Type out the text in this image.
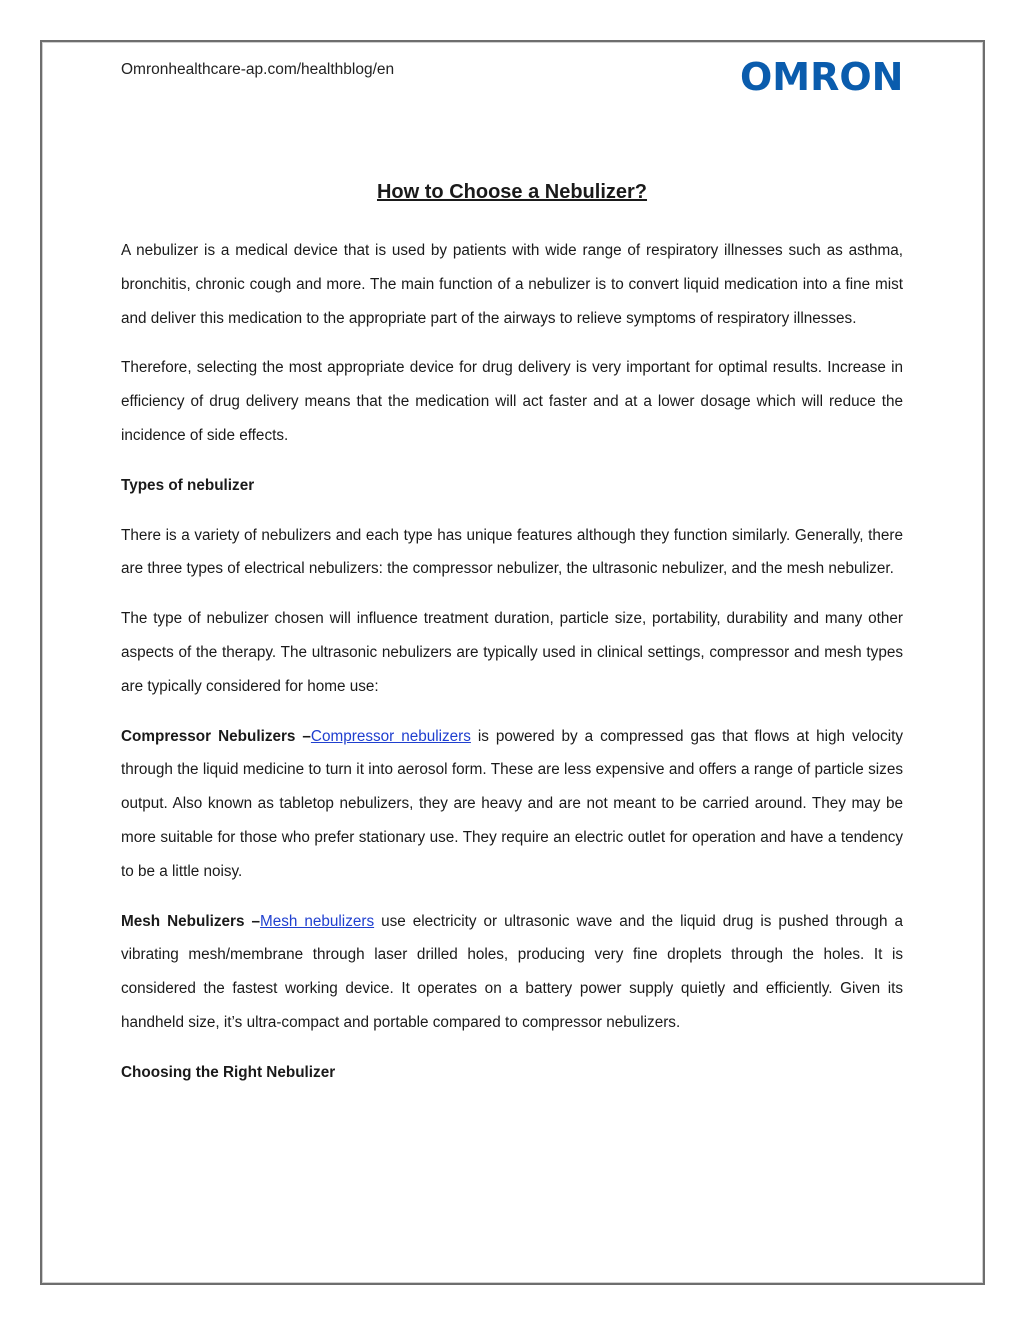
Omronhealthcare-ap.com/healthblog/en	OMRON
How to Choose a Nebulizer?

A nebulizer is a medical device that is used by patients with wide range of respiratory illnesses such as asthma, bronchitis, chronic cough and more. The main function of a nebulizer is to convert liquid medication into a fine mist and deliver this medication to the appropriate part of the airways to relieve symptoms of respiratory illnesses.

Therefore, selecting the most appropriate device for drug delivery is very important for optimal results. Increase in efficiency of drug delivery means that the medication will act faster and at a lower dosage which will reduce the incidence of side effects.

Types of nebulizer

There is a variety of nebulizers and each type has unique features although they function similarly. Generally, there are three types of electrical nebulizers: the compressor nebulizer, the ultrasonic nebulizer, and the mesh nebulizer.

The type of nebulizer chosen will influence treatment duration, particle size, portability, durability and many other aspects of the therapy. The ultrasonic nebulizers are typically used in clinical settings, compressor and mesh types are typically considered for home use:

Compressor Nebulizers –Compressor nebulizers is powered by a compressed gas that flows at high velocity through the liquid medicine to turn it into aerosol form. These are less expensive and offers a range of particle sizes output. Also known as tabletop nebulizers, they are heavy and are not meant to be carried around. They may be more suitable for those who prefer stationary use. They require an electric outlet for operation and have a tendency to be a little noisy.

Mesh Nebulizers –Mesh nebulizers use electricity or ultrasonic wave and the liquid drug is pushed through a vibrating mesh/membrane through laser drilled holes, producing very fine droplets through the holes. It is considered the fastest working device. It operates on a battery power supply quietly and efficiently. Given its handheld size, it’s ultra-compact and portable compared to compressor nebulizers.

Choosing the Right Nebulizer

+-------+

:: What you should do ::
When you restate the listing above, give each line word for word but leave out every image.

:: Solution to this problem ::
Type out the text in this image.
Omronhealthcare-ap.com/healthblog/en	OMRON
How to Choose a Nebulizer?

A nebulizer is a medical device that is used by patients with wide range of respiratory illnesses such as asthma, bronchitis, chronic cough and more. The main function of a nebulizer is to convert liquid medication into a fine mist and deliver this medication to the appropriate part of the airways to relieve symptoms of respiratory illnesses.

Therefore, selecting the most appropriate device for drug delivery is very important for optimal results. Increase in efficiency of drug delivery means that the medication will act faster and at a lower dosage which will reduce the incidence of side effects.

Types of nebulizer

There is a variety of nebulizers and each type has unique features although they function similarly. Generally, there are three types of electrical nebulizers: the compressor nebulizer, the ultrasonic nebulizer, and the mesh nebulizer.

The type of nebulizer chosen will influence treatment duration, particle size, portability, durability and many other aspects of the therapy. The ultrasonic nebulizers are typically used in clinical settings, compressor and mesh types are typically considered for home use:

Compressor Nebulizers –Compressor nebulizers is powered by a compressed gas that flows at high velocity through the liquid medicine to turn it into aerosol form. These are less expensive and offers a range of particle sizes output. Also known as tabletop nebulizers, they are heavy and are not meant to be carried around. They may be more suitable for those who prefer stationary use. They require an electric outlet for operation and have a tendency to be a little noisy.

Mesh Nebulizers –Mesh nebulizers use electricity or ultrasonic wave and the liquid drug is pushed through a vibrating mesh/membrane through laser drilled holes, producing very fine droplets through the holes. It is considered the fastest working device. It operates on a battery power supply quietly and efficiently. Given its handheld size, it’s ultra-compact and portable compared to compressor nebulizers.

Choosing the Right Nebulizer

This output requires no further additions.